**Task directions:**
Show every line below where "JSON" can be found.

-- START OF Provided material --

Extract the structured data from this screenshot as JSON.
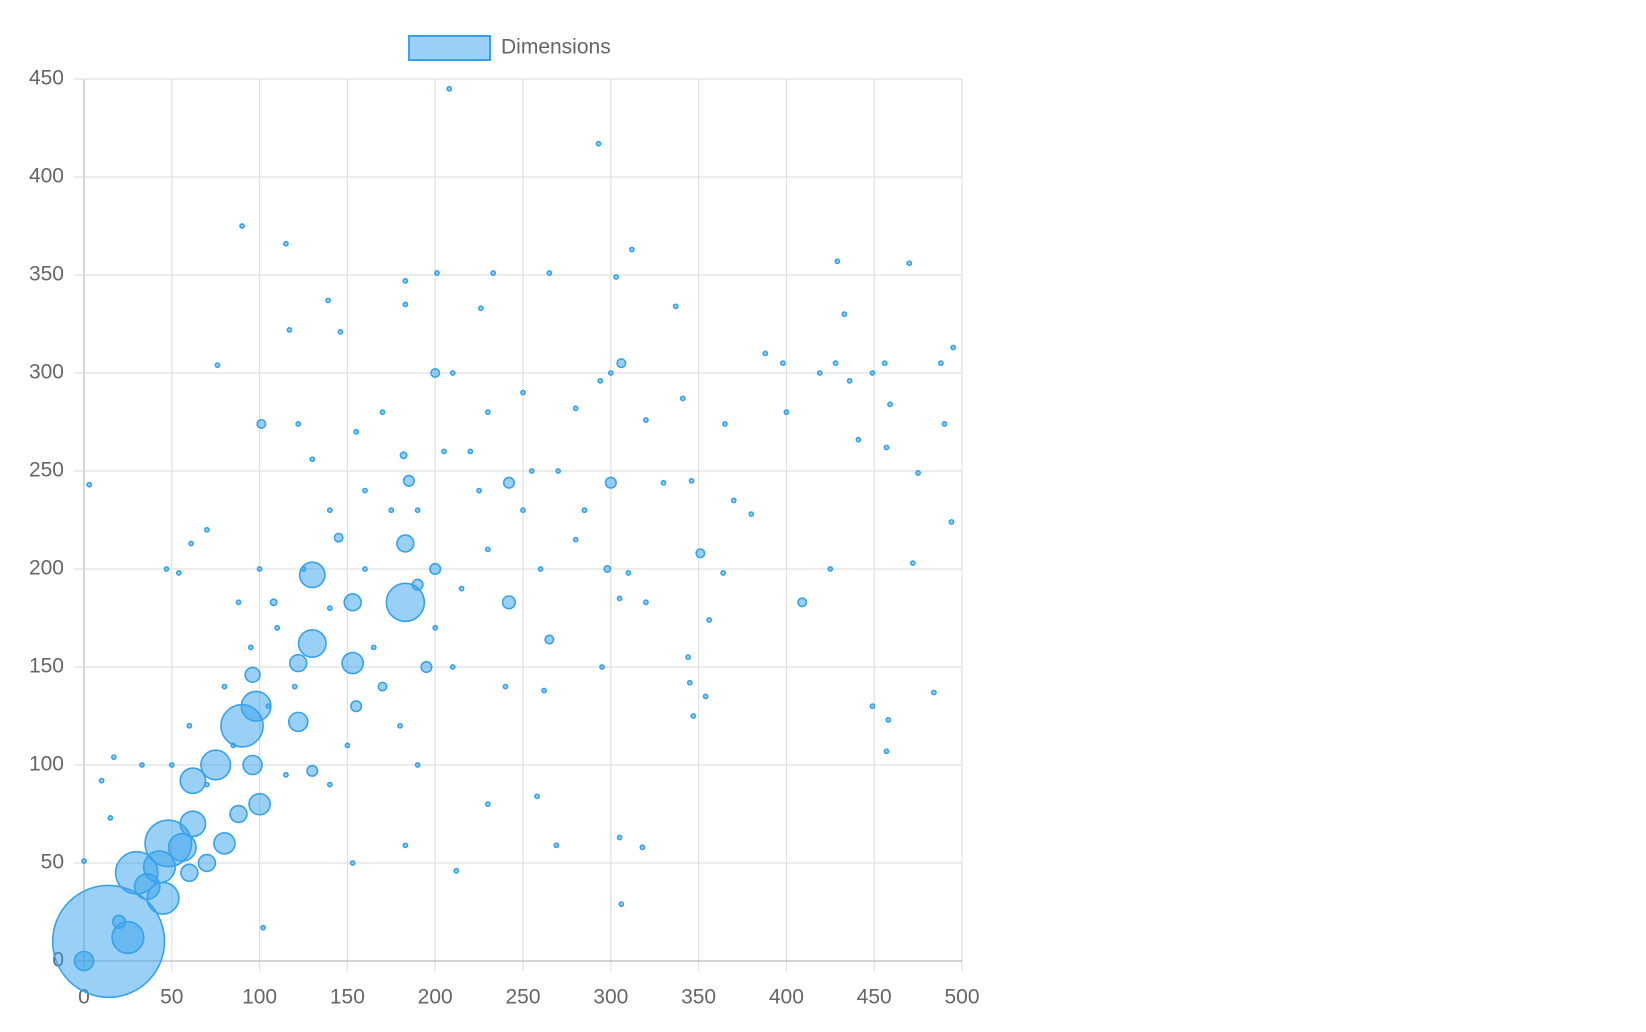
{
  "chart_data": {
    "type": "bubble",
    "xlim": [
      0,
      500
    ],
    "xticks": [
      0,
      50,
      100,
      150,
      200,
      250,
      300,
      350,
      400,
      450,
      500
    ],
    "ylim": [
      0,
      450
    ],
    "yticks": [
      0,
      50,
      100,
      150,
      200,
      250,
      300,
      350,
      400,
      450
    ],
    "grid": true,
    "legend": "top",
    "series": [
      {
        "name": "Dimensions",
        "color": "#36a2eb",
        "x": [
          208,
          293,
          90,
          115,
          312,
          429,
          470,
          233,
          201,
          265,
          183,
          303,
          139,
          226,
          337,
          183,
          433,
          117,
          146,
          495,
          76,
          306,
          488,
          456,
          398,
          428,
          449,
          419,
          300,
          200,
          101,
          122,
          490,
          3,
          459,
          400,
          436,
          388,
          365,
          341,
          294,
          280,
          250,
          230,
          210,
          300,
          242,
          182,
          255,
          190,
          220,
          170,
          155,
          130,
          475,
          457,
          441,
          380,
          425,
          409,
          351,
          364,
          370,
          472,
          494,
          346,
          330,
          320,
          449,
          458,
          457,
          484,
          344,
          345,
          347,
          354,
          356,
          242,
          265,
          298,
          310,
          280,
          260,
          320,
          305,
          295,
          262,
          240,
          230,
          258,
          269,
          305,
          318,
          306,
          212,
          183,
          153,
          102,
          0,
          10,
          17,
          33,
          15,
          47,
          54,
          61,
          70,
          88,
          100,
          108,
          130,
          183,
          183,
          153,
          130,
          153,
          122,
          96,
          98,
          90,
          122,
          96,
          75,
          62,
          100,
          88,
          80,
          62,
          56,
          48,
          43,
          30,
          45,
          36,
          25,
          14,
          0,
          20,
          60,
          70,
          130,
          155,
          170,
          200,
          195,
          185,
          145,
          190,
          110,
          140,
          160,
          175,
          120,
          105,
          85,
          70,
          150,
          165,
          200,
          215,
          230,
          250,
          140,
          115,
          180,
          210,
          125,
          95,
          60,
          50,
          80,
          225,
          205,
          160,
          140,
          270,
          285,
          190
        ],
        "values": [
          445,
          417,
          375,
          366,
          363,
          357,
          356,
          351,
          351,
          351,
          347,
          349,
          337,
          333,
          334,
          335,
          330,
          322,
          321,
          313,
          304,
          305,
          305,
          305,
          305,
          305,
          300,
          300,
          300,
          300,
          274,
          274,
          274,
          243,
          284,
          280,
          296,
          310,
          274,
          287,
          296,
          282,
          290,
          280,
          300,
          244,
          244,
          258,
          250,
          230,
          260,
          280,
          270,
          256,
          249,
          262,
          266,
          228,
          200,
          183,
          208,
          198,
          235,
          203,
          224,
          245,
          244,
          276,
          130,
          123,
          107,
          137,
          155,
          142,
          125,
          135,
          174,
          183,
          164,
          200,
          198,
          215,
          200,
          183,
          185,
          150,
          138,
          140,
          80,
          84,
          59,
          63,
          58,
          29,
          46,
          59,
          50,
          17,
          51,
          92,
          104,
          100,
          73,
          200,
          198,
          213,
          220,
          183,
          200,
          183,
          197,
          213,
          183,
          183,
          162,
          152,
          152,
          146,
          130,
          120,
          122,
          100,
          100,
          92,
          80,
          75,
          60,
          70,
          58,
          60,
          48,
          45,
          32,
          38,
          12,
          10,
          0,
          20,
          45,
          50,
          97,
          130,
          140,
          200,
          150,
          245,
          216,
          192,
          170,
          180,
          200,
          230,
          140,
          130,
          110,
          90,
          110,
          160,
          170,
          190,
          210,
          230,
          90,
          95,
          120,
          150,
          200,
          160,
          120,
          100,
          140,
          240,
          260,
          240,
          230,
          250,
          230,
          100
        ],
        "sizes": [
          2,
          2,
          2,
          2,
          2,
          2,
          2,
          2,
          2,
          2,
          2,
          2,
          2,
          2,
          2,
          2,
          2,
          2,
          2,
          2,
          2,
          4,
          2,
          2,
          2,
          2,
          2,
          2,
          2,
          4,
          4,
          2,
          2,
          2,
          2,
          2,
          2,
          2,
          2,
          2,
          2,
          2,
          2,
          2,
          2,
          5,
          5,
          3,
          2,
          2,
          2,
          2,
          2,
          2,
          2,
          2,
          2,
          2,
          2,
          4,
          4,
          2,
          2,
          2,
          2,
          2,
          2,
          2,
          2,
          2,
          2,
          2,
          2,
          2,
          2,
          2,
          2,
          6,
          4,
          3,
          2,
          2,
          2,
          2,
          2,
          2,
          2,
          2,
          2,
          2,
          2,
          2,
          2,
          2,
          2,
          2,
          2,
          2,
          2,
          2,
          2,
          2,
          2,
          2,
          2,
          2,
          2,
          2,
          2,
          3,
          12,
          8,
          18,
          8,
          13,
          10,
          8,
          7,
          14,
          20,
          9,
          9,
          14,
          12,
          10,
          8,
          10,
          12,
          13,
          22,
          15,
          20,
          15,
          12,
          15,
          53,
          9,
          6,
          8,
          8,
          5,
          5,
          4,
          5,
          5,
          5,
          4,
          5,
          2,
          2,
          2,
          2,
          2,
          2,
          2,
          2,
          2,
          2,
          2,
          2,
          2,
          2,
          2,
          2,
          2,
          2,
          2,
          2,
          2,
          2,
          2,
          2,
          2,
          2,
          2,
          2,
          2,
          2
        ]
      }
    ]
  }
}
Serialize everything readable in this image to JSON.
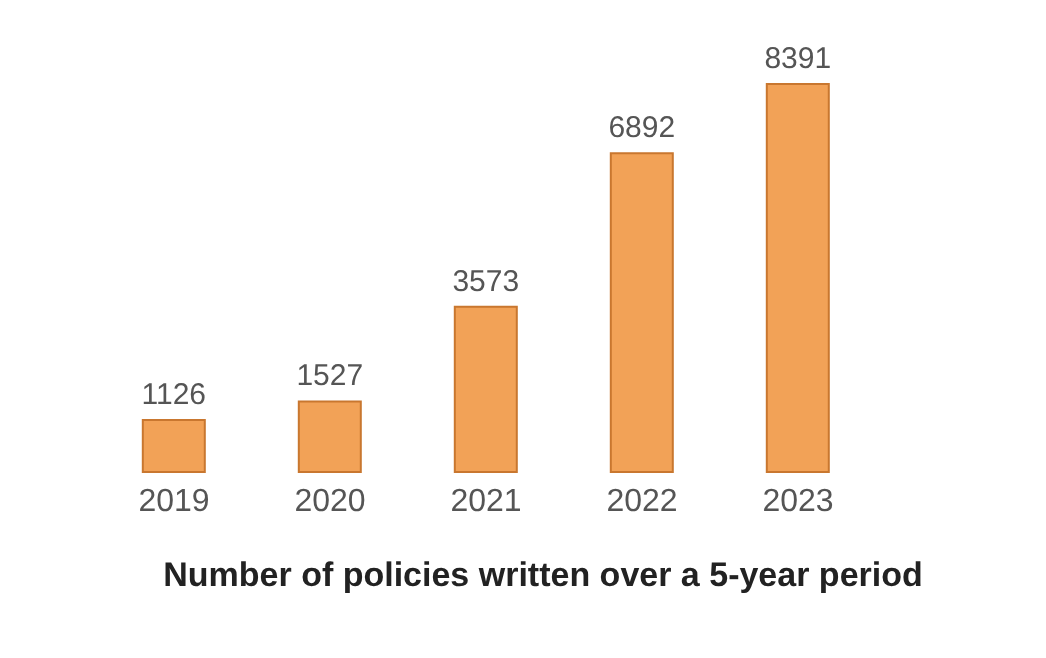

-- END OF Provided material --

**Solution to this problem:**
Extract the structured data from this screenshot as JSON.
Serialize everything readable in this image to JSON.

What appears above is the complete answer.